Provided records:
────

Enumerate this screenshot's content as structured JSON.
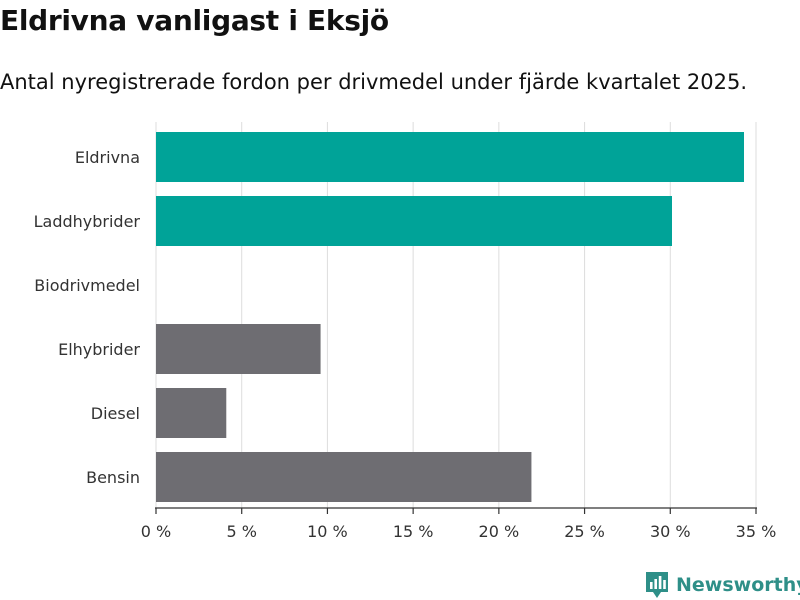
{
  "chart_data": {
    "type": "bar",
    "orientation": "horizontal",
    "title": "Eldrivna vanligast i Eksjö",
    "subtitle": "Antal nyregistrerade fordon per drivmedel under fjärde kvartalet 2025.",
    "categories": [
      "Eldrivna",
      "Laddhybrider",
      "Biodrivmedel",
      "Elhybrider",
      "Diesel",
      "Bensin"
    ],
    "values": [
      34.3,
      30.1,
      0,
      9.6,
      4.1,
      21.9
    ],
    "highlight": [
      true,
      true,
      false,
      false,
      false,
      false
    ],
    "xlim": [
      0,
      35
    ],
    "xticks": [
      0,
      5,
      10,
      15,
      20,
      25,
      30,
      35
    ],
    "xtick_labels": [
      "0 %",
      "5 %",
      "10 %",
      "15 %",
      "20 %",
      "25 %",
      "30 %",
      "35 %"
    ],
    "xlabel": "",
    "ylabel": "",
    "grid": true,
    "colors": {
      "highlight": "#00a398",
      "default": "#6e6d72",
      "grid": "#dddddd",
      "axis": "#333333"
    }
  },
  "brand": {
    "name": "Newsworthy",
    "icon": "newsworthy-logo-icon",
    "color": "#2e8f88"
  }
}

────

Pictures are excluded; repeat every record exactly.

Enumerate this screenshot's content as structured JSON.
{
  "chart_data": {
    "type": "bar",
    "orientation": "horizontal",
    "title": "Eldrivna vanligast i Eksjö",
    "subtitle": "Antal nyregistrerade fordon per drivmedel under fjärde kvartalet 2025.",
    "categories": [
      "Eldrivna",
      "Laddhybrider",
      "Biodrivmedel",
      "Elhybrider",
      "Diesel",
      "Bensin"
    ],
    "values": [
      34.3,
      30.1,
      0,
      9.6,
      4.1,
      21.9
    ],
    "highlight": [
      true,
      true,
      false,
      false,
      false,
      false
    ],
    "xlim": [
      0,
      35
    ],
    "xticks": [
      0,
      5,
      10,
      15,
      20,
      25,
      30,
      35
    ],
    "xtick_labels": [
      "0 %",
      "5 %",
      "10 %",
      "15 %",
      "20 %",
      "25 %",
      "30 %",
      "35 %"
    ],
    "xlabel": "",
    "ylabel": "",
    "grid": true,
    "colors": {
      "highlight": "#00a398",
      "default": "#6e6d72",
      "grid": "#dddddd",
      "axis": "#333333"
    }
  },
  "brand": {
    "name": "Newsworthy",
    "icon": "newsworthy-logo-icon",
    "color": "#2e8f88"
  }
}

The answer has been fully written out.